== EXERCISE DATA ==
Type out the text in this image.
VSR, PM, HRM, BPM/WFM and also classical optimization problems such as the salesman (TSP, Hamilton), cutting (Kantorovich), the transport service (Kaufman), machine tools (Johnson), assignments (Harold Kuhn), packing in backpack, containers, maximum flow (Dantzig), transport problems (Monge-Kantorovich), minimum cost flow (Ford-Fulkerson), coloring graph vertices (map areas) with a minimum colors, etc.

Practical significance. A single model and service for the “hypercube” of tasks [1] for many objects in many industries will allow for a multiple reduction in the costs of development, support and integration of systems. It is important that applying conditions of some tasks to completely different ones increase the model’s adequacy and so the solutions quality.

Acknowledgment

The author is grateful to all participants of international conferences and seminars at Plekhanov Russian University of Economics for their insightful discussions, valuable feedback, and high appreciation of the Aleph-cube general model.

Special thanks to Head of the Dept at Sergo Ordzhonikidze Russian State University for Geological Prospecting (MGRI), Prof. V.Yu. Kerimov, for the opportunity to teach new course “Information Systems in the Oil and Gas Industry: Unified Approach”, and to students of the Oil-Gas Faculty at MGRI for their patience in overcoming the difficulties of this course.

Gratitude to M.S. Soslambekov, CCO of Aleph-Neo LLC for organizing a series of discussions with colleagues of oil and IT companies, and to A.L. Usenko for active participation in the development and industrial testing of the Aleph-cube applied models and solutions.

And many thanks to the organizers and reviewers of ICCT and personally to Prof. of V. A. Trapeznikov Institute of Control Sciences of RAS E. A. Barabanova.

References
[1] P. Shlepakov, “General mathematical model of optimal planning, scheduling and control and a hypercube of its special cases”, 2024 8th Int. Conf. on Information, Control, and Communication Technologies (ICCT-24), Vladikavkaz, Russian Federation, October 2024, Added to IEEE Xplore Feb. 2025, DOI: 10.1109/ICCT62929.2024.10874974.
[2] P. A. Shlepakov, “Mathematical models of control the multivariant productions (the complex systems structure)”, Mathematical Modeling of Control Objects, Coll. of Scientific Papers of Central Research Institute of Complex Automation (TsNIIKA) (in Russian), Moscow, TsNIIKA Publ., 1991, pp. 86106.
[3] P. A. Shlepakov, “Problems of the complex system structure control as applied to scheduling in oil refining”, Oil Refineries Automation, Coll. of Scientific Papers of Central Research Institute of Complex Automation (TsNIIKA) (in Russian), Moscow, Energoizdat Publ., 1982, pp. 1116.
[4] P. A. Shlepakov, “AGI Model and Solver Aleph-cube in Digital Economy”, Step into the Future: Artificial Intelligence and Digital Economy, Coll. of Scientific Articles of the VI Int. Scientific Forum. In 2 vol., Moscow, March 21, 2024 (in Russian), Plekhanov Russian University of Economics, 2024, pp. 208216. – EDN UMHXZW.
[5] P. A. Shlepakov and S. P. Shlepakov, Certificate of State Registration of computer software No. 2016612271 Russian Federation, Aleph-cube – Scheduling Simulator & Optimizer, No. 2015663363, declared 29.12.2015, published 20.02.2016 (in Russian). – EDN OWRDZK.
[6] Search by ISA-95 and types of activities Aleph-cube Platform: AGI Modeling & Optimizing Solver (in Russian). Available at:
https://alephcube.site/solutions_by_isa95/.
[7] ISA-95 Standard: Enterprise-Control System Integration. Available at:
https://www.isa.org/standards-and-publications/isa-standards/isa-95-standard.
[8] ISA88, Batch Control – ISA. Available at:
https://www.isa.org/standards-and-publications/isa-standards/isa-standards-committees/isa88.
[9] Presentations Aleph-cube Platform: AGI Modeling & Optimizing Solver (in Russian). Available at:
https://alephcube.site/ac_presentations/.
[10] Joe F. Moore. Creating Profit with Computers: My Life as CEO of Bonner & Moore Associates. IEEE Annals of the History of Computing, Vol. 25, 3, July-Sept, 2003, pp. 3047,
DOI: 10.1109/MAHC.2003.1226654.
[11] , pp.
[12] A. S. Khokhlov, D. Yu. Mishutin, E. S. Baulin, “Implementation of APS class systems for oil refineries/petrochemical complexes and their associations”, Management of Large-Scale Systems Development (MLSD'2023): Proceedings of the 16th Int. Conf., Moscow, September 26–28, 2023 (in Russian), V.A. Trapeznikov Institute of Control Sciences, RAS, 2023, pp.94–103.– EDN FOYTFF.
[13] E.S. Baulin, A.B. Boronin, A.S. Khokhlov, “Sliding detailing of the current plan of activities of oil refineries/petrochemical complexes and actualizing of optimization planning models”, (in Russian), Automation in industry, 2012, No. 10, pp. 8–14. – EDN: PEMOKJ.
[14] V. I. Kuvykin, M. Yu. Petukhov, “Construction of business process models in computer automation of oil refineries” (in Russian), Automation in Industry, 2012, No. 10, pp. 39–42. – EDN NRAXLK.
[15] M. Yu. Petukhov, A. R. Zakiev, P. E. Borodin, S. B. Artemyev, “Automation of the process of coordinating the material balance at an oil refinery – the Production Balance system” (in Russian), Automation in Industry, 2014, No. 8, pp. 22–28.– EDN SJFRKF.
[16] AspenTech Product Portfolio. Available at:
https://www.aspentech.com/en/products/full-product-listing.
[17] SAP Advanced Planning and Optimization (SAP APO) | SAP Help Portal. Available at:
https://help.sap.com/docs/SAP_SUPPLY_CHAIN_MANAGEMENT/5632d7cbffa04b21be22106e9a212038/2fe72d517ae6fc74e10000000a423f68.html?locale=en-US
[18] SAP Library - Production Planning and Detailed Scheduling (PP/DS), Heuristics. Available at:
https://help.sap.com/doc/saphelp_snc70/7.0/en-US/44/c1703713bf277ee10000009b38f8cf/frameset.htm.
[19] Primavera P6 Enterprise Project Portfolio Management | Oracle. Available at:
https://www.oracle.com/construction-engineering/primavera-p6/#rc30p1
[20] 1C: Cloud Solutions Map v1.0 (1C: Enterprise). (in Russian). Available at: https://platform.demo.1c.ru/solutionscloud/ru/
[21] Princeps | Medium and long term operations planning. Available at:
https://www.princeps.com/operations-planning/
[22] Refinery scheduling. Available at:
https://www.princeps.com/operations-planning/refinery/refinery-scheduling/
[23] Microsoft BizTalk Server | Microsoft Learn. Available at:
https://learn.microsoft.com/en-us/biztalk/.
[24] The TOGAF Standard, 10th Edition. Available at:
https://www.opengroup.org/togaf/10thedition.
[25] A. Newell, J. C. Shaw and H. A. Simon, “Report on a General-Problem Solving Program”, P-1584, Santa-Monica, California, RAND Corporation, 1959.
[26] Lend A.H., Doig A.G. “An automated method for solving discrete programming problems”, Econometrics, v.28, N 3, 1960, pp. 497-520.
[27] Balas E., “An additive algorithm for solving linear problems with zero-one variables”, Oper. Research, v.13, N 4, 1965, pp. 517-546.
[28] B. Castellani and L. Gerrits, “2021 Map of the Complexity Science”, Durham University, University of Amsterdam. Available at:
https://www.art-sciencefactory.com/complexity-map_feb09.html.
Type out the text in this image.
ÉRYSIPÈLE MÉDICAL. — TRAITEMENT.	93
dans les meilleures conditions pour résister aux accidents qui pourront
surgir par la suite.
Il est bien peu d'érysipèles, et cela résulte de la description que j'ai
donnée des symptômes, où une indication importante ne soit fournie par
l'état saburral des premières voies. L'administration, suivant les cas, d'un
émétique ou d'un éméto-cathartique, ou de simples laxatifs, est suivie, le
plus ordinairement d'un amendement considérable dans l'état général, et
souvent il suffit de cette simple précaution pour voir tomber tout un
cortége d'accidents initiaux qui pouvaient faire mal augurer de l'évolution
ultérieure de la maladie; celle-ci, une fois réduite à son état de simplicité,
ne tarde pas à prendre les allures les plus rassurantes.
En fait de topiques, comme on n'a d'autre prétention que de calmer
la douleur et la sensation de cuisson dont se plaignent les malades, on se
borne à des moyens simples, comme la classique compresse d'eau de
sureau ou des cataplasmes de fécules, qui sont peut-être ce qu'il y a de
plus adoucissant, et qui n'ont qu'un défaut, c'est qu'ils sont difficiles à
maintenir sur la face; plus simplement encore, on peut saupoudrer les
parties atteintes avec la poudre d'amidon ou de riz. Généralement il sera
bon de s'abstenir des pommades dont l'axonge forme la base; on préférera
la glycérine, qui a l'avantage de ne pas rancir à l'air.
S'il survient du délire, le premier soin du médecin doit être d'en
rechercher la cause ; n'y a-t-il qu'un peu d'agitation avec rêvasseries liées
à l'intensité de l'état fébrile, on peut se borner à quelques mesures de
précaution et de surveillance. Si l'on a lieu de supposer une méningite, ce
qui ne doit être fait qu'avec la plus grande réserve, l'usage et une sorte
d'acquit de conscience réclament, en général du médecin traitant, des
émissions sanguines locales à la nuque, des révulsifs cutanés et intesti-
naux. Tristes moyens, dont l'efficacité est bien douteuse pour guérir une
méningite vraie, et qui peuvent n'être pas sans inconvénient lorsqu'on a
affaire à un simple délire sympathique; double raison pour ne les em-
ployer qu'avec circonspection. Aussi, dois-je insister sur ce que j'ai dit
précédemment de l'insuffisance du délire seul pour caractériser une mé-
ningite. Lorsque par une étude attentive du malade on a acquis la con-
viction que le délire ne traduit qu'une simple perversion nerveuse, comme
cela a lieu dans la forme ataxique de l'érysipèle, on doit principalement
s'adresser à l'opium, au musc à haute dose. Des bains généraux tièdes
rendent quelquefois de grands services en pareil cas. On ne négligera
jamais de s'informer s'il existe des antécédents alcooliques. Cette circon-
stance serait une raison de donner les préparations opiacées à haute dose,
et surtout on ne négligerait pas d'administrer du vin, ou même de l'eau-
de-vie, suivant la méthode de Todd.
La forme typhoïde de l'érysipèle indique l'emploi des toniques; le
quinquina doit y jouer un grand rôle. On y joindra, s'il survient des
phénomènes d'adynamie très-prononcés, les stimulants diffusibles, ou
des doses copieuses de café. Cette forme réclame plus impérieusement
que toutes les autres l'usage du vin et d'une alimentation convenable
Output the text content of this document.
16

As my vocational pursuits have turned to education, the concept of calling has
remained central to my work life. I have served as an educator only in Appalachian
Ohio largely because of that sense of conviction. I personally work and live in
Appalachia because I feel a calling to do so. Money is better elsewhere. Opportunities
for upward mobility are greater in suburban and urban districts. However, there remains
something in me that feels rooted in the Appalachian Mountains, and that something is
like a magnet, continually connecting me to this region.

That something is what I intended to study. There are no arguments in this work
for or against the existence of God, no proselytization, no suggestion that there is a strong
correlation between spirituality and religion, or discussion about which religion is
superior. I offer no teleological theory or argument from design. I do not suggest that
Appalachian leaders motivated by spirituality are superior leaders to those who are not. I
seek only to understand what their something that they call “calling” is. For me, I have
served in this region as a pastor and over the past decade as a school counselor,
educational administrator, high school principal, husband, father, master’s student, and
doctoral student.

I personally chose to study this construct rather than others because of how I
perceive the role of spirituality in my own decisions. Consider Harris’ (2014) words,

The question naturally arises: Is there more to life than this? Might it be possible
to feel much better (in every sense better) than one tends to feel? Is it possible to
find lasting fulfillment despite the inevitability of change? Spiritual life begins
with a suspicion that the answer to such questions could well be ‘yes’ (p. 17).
===
■ AIM: Scan the material above for the word "alephcube". Copy each line where it occurs.

■ REPLY TO THE EXERCISE:
https://alephcube.site/solutions_by_isa95/.
https://alephcube.site/ac_presentations/.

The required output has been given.